_Work to complete_. Filter these entries, keeping only lines that hold the word "ylabel".

-- start --

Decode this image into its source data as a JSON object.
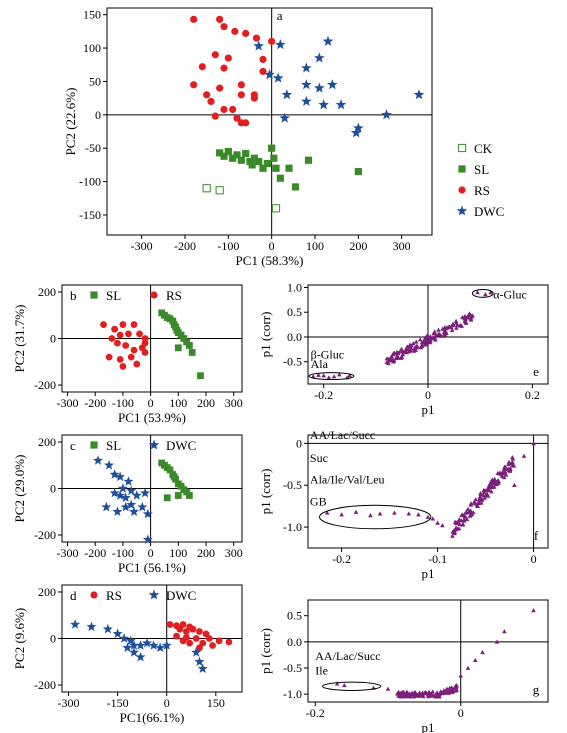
{
  "colors": {
    "CK": "#3a8a2a",
    "SL": "#3a8a2a",
    "RS": "#e02020",
    "DWC": "#1f4f9a",
    "loading": "#7a1f7a"
  },
  "chart_data": [
    {
      "id": "a",
      "type": "scatter",
      "label": "a",
      "xlabel": "PC1 (58.3%)",
      "ylabel": "PC2 (22.6%)",
      "xlim": [
        -380,
        370
      ],
      "ylim": [
        -180,
        160
      ],
      "xticks": [
        -300,
        -200,
        -100,
        0,
        100,
        200,
        300
      ],
      "yticks": [
        -150,
        -100,
        -50,
        0,
        50,
        100,
        150
      ],
      "legend": {
        "placement": "right",
        "entries": [
          {
            "name": "CK",
            "marker": "square-open",
            "color": "#3a8a2a"
          },
          {
            "name": "SL",
            "marker": "square",
            "color": "#3a8a2a"
          },
          {
            "name": "RS",
            "marker": "circle",
            "color": "#e02020"
          },
          {
            "name": "DWC",
            "marker": "star",
            "color": "#1f4f9a"
          }
        ]
      },
      "series": [
        {
          "name": "CK",
          "marker": "square-open",
          "color": "#3a8a2a",
          "points": [
            [
              -150,
              -110
            ],
            [
              -120,
              -113
            ],
            [
              10,
              -140
            ]
          ]
        },
        {
          "name": "SL",
          "marker": "square",
          "color": "#3a8a2a",
          "points": [
            [
              -120,
              -57
            ],
            [
              -110,
              -62
            ],
            [
              -100,
              -55
            ],
            [
              -90,
              -65
            ],
            [
              -80,
              -60
            ],
            [
              -70,
              -68
            ],
            [
              -60,
              -58
            ],
            [
              -50,
              -70
            ],
            [
              -45,
              -75
            ],
            [
              -40,
              -65
            ],
            [
              -30,
              -70
            ],
            [
              -20,
              -80
            ],
            [
              -10,
              -73
            ],
            [
              0,
              -50
            ],
            [
              5,
              -65
            ],
            [
              10,
              -80
            ],
            [
              20,
              -95
            ],
            [
              40,
              -80
            ],
            [
              55,
              -108
            ],
            [
              85,
              -68
            ],
            [
              200,
              -85
            ]
          ]
        },
        {
          "name": "RS",
          "marker": "circle",
          "color": "#e02020",
          "points": [
            [
              -180,
              143
            ],
            [
              -120,
              143
            ],
            [
              -110,
              132
            ],
            [
              -85,
              125
            ],
            [
              -60,
              122
            ],
            [
              -35,
              115
            ],
            [
              0,
              110
            ],
            [
              -130,
              90
            ],
            [
              -100,
              85
            ],
            [
              -20,
              83
            ],
            [
              -160,
              72
            ],
            [
              -110,
              70
            ],
            [
              -20,
              65
            ],
            [
              -180,
              45
            ],
            [
              -70,
              45
            ],
            [
              -120,
              40
            ],
            [
              -150,
              30
            ],
            [
              -40,
              30
            ],
            [
              -70,
              30
            ],
            [
              -40,
              25
            ],
            [
              -140,
              20
            ],
            [
              -110,
              8
            ],
            [
              -90,
              8
            ],
            [
              -130,
              -2
            ],
            [
              -80,
              -5
            ],
            [
              -70,
              -12
            ],
            [
              -60,
              -12
            ]
          ]
        },
        {
          "name": "DWC",
          "marker": "star",
          "color": "#1f4f9a",
          "points": [
            [
              20,
              105
            ],
            [
              -30,
              103
            ],
            [
              130,
              110
            ],
            [
              110,
              85
            ],
            [
              80,
              70
            ],
            [
              -5,
              60
            ],
            [
              15,
              55
            ],
            [
              80,
              45
            ],
            [
              110,
              40
            ],
            [
              140,
              45
            ],
            [
              35,
              30
            ],
            [
              80,
              20
            ],
            [
              120,
              15
            ],
            [
              160,
              15
            ],
            [
              340,
              30
            ],
            [
              265,
              0
            ],
            [
              30,
              -5
            ],
            [
              200,
              -20
            ],
            [
              195,
              -27
            ]
          ]
        }
      ]
    },
    {
      "id": "b",
      "type": "scatter",
      "label": "b",
      "xlabel": "PC1 (53.9%)",
      "ylabel": "PC2 (31.7%)",
      "xlim": [
        -320,
        330
      ],
      "ylim": [
        -230,
        230
      ],
      "xticks": [
        -300,
        -200,
        -100,
        0,
        100,
        200,
        300
      ],
      "yticks": [
        -200,
        0,
        200
      ],
      "legend": {
        "placement": "top",
        "entries": [
          {
            "name": "SL",
            "marker": "square",
            "color": "#3a8a2a"
          },
          {
            "name": "RS",
            "marker": "circle",
            "color": "#e02020"
          }
        ]
      },
      "series": [
        {
          "name": "SL",
          "marker": "square",
          "color": "#3a8a2a",
          "points": [
            [
              40,
              110
            ],
            [
              50,
              100
            ],
            [
              60,
              90
            ],
            [
              70,
              85
            ],
            [
              80,
              75
            ],
            [
              85,
              60
            ],
            [
              90,
              50
            ],
            [
              95,
              35
            ],
            [
              100,
              25
            ],
            [
              110,
              15
            ],
            [
              120,
              0
            ],
            [
              130,
              -15
            ],
            [
              140,
              -30
            ],
            [
              150,
              -60
            ],
            [
              100,
              -40
            ],
            [
              180,
              -160
            ]
          ]
        },
        {
          "name": "RS",
          "marker": "circle",
          "color": "#e02020",
          "points": [
            [
              -170,
              60
            ],
            [
              -130,
              40
            ],
            [
              -100,
              60
            ],
            [
              -60,
              60
            ],
            [
              -140,
              0
            ],
            [
              -110,
              15
            ],
            [
              -80,
              20
            ],
            [
              -40,
              20
            ],
            [
              -20,
              0
            ],
            [
              -120,
              -20
            ],
            [
              -90,
              -30
            ],
            [
              -60,
              -50
            ],
            [
              -30,
              -40
            ],
            [
              -150,
              -80
            ],
            [
              -110,
              -90
            ],
            [
              -70,
              -80
            ],
            [
              -20,
              -60
            ],
            [
              -100,
              -120
            ],
            [
              -50,
              -110
            ],
            [
              -20,
              -20
            ]
          ]
        }
      ]
    },
    {
      "id": "c",
      "type": "scatter",
      "label": "c",
      "xlabel": "PC1 (56.1%)",
      "ylabel": "PC2 (29.0%)",
      "xlim": [
        -320,
        330
      ],
      "ylim": [
        -230,
        230
      ],
      "xticks": [
        -300,
        -200,
        -100,
        0,
        100,
        200,
        300
      ],
      "yticks": [
        -200,
        0,
        200
      ],
      "legend": {
        "placement": "top",
        "entries": [
          {
            "name": "SL",
            "marker": "square",
            "color": "#3a8a2a"
          },
          {
            "name": "DWC",
            "marker": "star",
            "color": "#1f4f9a"
          }
        ]
      },
      "series": [
        {
          "name": "SL",
          "marker": "square",
          "color": "#3a8a2a",
          "points": [
            [
              40,
              110
            ],
            [
              50,
              100
            ],
            [
              60,
              90
            ],
            [
              70,
              80
            ],
            [
              80,
              60
            ],
            [
              85,
              50
            ],
            [
              90,
              40
            ],
            [
              100,
              20
            ],
            [
              110,
              10
            ],
            [
              120,
              -5
            ],
            [
              130,
              -15
            ],
            [
              140,
              -30
            ],
            [
              60,
              -40
            ],
            [
              100,
              -30
            ]
          ]
        },
        {
          "name": "DWC",
          "marker": "star",
          "color": "#1f4f9a",
          "points": [
            [
              -190,
              120
            ],
            [
              -150,
              100
            ],
            [
              -130,
              60
            ],
            [
              -110,
              50
            ],
            [
              -80,
              30
            ],
            [
              -100,
              0
            ],
            [
              -130,
              -20
            ],
            [
              -110,
              -30
            ],
            [
              -90,
              -40
            ],
            [
              -70,
              -10
            ],
            [
              -50,
              -30
            ],
            [
              -160,
              -80
            ],
            [
              -120,
              -100
            ],
            [
              -90,
              -80
            ],
            [
              -60,
              -100
            ],
            [
              -30,
              -80
            ],
            [
              -20,
              -20
            ],
            [
              -10,
              -110
            ],
            [
              -10,
              -220
            ],
            [
              -70,
              -70
            ]
          ]
        }
      ]
    },
    {
      "id": "d",
      "type": "scatter",
      "label": "d",
      "xlabel": "PC1(66.1%)",
      "ylabel": "PC2 (9.6%)",
      "xlim": [
        -320,
        230
      ],
      "ylim": [
        -230,
        230
      ],
      "xticks": [
        -300,
        -150,
        0,
        150
      ],
      "yticks": [
        -200,
        0,
        200
      ],
      "legend": {
        "placement": "top",
        "entries": [
          {
            "name": "RS",
            "marker": "circle",
            "color": "#e02020"
          },
          {
            "name": "DWC",
            "marker": "star",
            "color": "#1f4f9a"
          }
        ]
      },
      "series": [
        {
          "name": "RS",
          "marker": "circle",
          "color": "#e02020",
          "points": [
            [
              10,
              60
            ],
            [
              30,
              55
            ],
            [
              50,
              60
            ],
            [
              70,
              50
            ],
            [
              40,
              40
            ],
            [
              60,
              30
            ],
            [
              80,
              40
            ],
            [
              100,
              30
            ],
            [
              120,
              20
            ],
            [
              30,
              10
            ],
            [
              60,
              5
            ],
            [
              90,
              0
            ],
            [
              130,
              0
            ],
            [
              160,
              -10
            ],
            [
              190,
              -15
            ],
            [
              110,
              -20
            ],
            [
              70,
              -20
            ],
            [
              50,
              -10
            ],
            [
              140,
              -30
            ],
            [
              100,
              -40
            ]
          ]
        },
        {
          "name": "DWC",
          "marker": "star",
          "color": "#1f4f9a",
          "points": [
            [
              -280,
              60
            ],
            [
              -230,
              50
            ],
            [
              -180,
              40
            ],
            [
              -150,
              20
            ],
            [
              -130,
              0
            ],
            [
              -110,
              -10
            ],
            [
              -100,
              -30
            ],
            [
              -80,
              -30
            ],
            [
              -60,
              -20
            ],
            [
              -40,
              -30
            ],
            [
              -100,
              -60
            ],
            [
              -80,
              -80
            ],
            [
              -20,
              -40
            ],
            [
              0,
              -30
            ],
            [
              90,
              -60
            ],
            [
              100,
              -100
            ],
            [
              110,
              -130
            ],
            [
              -120,
              -40
            ]
          ]
        }
      ]
    },
    {
      "id": "e",
      "type": "scatter",
      "label": "e",
      "xlabel": "p1",
      "ylabel": "p1 (corr)",
      "xlim": [
        -0.23,
        0.23
      ],
      "ylim": [
        -0.95,
        1.05
      ],
      "xticks": [
        -0.2,
        0,
        0.2
      ],
      "yticks": [
        -0.5,
        0,
        0.5,
        1
      ],
      "ytick_labels": [
        "-0.5",
        "0.0",
        "0.5",
        "1.0"
      ],
      "annotations": [
        "α-Gluc",
        "β-Gluc",
        "Ala"
      ],
      "ellipses": [
        {
          "cx": 0.105,
          "cy": 0.88,
          "rx": 0.02,
          "ry": 0.08
        },
        {
          "cx": -0.185,
          "cy": -0.79,
          "rx": 0.043,
          "ry": 0.07
        }
      ],
      "series": [
        {
          "name": "",
          "marker": "triangle",
          "color": "#7a1f7a",
          "generator": "e"
        }
      ]
    },
    {
      "id": "f",
      "type": "scatter",
      "label": "f",
      "xlabel": "p1",
      "ylabel": "p1 (corr)",
      "xlim": [
        -0.235,
        0.015
      ],
      "ylim": [
        -1.25,
        0.1
      ],
      "xticks": [
        -0.2,
        -0.1,
        0
      ],
      "yticks": [
        -1,
        -0.5,
        0
      ],
      "ytick_labels": [
        "-1.0",
        "-0.5",
        "0"
      ],
      "annotations": [
        "AA/Lac/Succ",
        "Suc",
        "Ala/Ile/Val/Leu",
        "GB"
      ],
      "ellipses": [
        {
          "cx": -0.165,
          "cy": -0.88,
          "rx": 0.058,
          "ry": 0.14
        }
      ],
      "series": [
        {
          "name": "",
          "marker": "triangle",
          "color": "#7a1f7a",
          "generator": "f"
        }
      ]
    },
    {
      "id": "g",
      "type": "scatter",
      "label": "g",
      "xlabel": "p1",
      "ylabel": "p1 (corr)",
      "xlim": [
        -0.21,
        0.12
      ],
      "ylim": [
        -1.15,
        0.8
      ],
      "xticks": [
        -0.2,
        0
      ],
      "yticks": [
        -1,
        -0.5,
        0,
        0.5
      ],
      "ytick_labels": [
        "-1.0",
        "-0.5",
        "0.0",
        "0.5"
      ],
      "annotations": [
        "AA/Lac/Succ",
        "Ile"
      ],
      "ellipses": [
        {
          "cx": -0.15,
          "cy": -0.85,
          "rx": 0.04,
          "ry": 0.08
        }
      ],
      "series": [
        {
          "name": "",
          "marker": "triangle",
          "color": "#7a1f7a",
          "generator": "g"
        }
      ]
    }
  ]
}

-- end --

_Completed task_.
      "ylabel": "PC2 (22.6%)",
      "ylabel": "PC2 (31.7%)",
      "ylabel": "PC2 (29.0%)",
      "ylabel": "PC2 (9.6%)",
      "ylabel": "p1 (corr)",
      "ylabel": "p1 (corr)",
      "ylabel": "p1 (corr)",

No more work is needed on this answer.